- **Data supplied**
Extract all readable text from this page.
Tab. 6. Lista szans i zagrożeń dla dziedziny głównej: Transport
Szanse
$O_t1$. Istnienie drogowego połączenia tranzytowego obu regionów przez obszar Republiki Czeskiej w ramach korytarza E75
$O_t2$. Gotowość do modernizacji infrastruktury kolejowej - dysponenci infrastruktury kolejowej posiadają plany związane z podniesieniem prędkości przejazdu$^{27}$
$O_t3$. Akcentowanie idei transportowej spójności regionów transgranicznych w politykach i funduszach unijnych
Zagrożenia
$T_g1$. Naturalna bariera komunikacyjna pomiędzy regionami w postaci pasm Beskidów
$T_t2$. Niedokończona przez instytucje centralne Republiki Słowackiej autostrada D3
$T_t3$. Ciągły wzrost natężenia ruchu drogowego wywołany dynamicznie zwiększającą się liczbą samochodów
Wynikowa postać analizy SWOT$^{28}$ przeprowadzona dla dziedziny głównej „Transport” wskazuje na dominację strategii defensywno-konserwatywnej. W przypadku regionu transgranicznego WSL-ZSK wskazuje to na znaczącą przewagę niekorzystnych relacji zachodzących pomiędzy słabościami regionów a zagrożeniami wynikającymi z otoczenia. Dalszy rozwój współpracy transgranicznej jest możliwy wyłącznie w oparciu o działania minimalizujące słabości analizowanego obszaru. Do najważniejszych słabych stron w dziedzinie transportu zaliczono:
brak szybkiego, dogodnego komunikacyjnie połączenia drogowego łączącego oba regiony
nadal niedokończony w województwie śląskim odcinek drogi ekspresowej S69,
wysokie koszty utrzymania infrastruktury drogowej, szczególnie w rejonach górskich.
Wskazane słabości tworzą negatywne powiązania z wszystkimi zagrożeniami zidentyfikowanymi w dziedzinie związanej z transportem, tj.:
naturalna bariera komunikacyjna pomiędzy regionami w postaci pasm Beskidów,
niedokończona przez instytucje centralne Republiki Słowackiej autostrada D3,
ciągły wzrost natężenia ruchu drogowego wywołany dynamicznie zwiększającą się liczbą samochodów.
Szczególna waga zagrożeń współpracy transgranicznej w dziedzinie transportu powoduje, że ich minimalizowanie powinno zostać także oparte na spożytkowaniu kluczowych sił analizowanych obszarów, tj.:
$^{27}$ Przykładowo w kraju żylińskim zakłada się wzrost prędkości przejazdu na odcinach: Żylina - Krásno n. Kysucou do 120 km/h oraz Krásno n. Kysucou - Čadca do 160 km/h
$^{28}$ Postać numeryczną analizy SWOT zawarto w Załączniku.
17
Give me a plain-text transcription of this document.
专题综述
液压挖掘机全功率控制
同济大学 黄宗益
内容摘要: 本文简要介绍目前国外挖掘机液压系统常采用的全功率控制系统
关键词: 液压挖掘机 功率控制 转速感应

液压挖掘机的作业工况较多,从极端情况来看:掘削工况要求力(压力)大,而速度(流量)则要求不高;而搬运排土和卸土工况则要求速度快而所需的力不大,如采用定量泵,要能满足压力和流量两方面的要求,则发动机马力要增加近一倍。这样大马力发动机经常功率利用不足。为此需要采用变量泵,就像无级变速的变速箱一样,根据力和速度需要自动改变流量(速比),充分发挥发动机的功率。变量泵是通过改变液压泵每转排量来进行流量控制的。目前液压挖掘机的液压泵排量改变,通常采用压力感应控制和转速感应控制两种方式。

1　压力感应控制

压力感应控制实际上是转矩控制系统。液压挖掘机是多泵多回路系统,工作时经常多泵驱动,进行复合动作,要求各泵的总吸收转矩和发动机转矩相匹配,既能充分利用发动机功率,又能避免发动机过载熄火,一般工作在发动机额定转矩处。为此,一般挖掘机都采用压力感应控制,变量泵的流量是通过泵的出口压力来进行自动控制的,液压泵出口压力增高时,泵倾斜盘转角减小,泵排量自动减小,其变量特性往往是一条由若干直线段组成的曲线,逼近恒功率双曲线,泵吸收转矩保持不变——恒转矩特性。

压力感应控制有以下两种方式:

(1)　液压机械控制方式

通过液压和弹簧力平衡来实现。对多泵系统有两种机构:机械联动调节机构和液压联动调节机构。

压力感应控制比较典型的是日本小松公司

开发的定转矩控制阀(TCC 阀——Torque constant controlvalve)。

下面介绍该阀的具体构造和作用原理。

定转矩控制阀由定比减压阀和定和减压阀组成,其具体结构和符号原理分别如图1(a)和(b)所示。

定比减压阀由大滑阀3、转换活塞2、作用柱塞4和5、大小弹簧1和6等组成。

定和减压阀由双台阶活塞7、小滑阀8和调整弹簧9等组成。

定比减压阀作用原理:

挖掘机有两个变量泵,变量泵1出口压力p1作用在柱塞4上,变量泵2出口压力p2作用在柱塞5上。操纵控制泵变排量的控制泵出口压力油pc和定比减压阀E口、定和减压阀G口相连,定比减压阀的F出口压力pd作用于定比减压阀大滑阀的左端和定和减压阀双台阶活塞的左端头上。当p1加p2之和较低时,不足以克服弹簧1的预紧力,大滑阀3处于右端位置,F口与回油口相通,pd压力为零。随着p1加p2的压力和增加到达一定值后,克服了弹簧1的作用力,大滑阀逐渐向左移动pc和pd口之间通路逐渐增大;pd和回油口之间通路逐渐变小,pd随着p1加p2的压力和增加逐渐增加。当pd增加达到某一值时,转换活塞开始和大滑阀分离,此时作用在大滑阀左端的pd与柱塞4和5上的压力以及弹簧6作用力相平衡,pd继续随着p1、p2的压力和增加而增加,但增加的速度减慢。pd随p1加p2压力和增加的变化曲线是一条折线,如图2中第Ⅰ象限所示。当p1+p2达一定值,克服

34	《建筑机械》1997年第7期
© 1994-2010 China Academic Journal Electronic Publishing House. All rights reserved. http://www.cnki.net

- **Goal**
Scan the material above. Copy each line that holds the word "liczbą".

- **Exercise answer**
$T_t3$. Ciągły wzrost natężenia ruchu drogowego wywołany dynamicznie zwiększającą się liczbą samochodów
ciągły wzrost natężenia ruchu drogowego wywołany dynamicznie zwiększającą się liczbą samochodów.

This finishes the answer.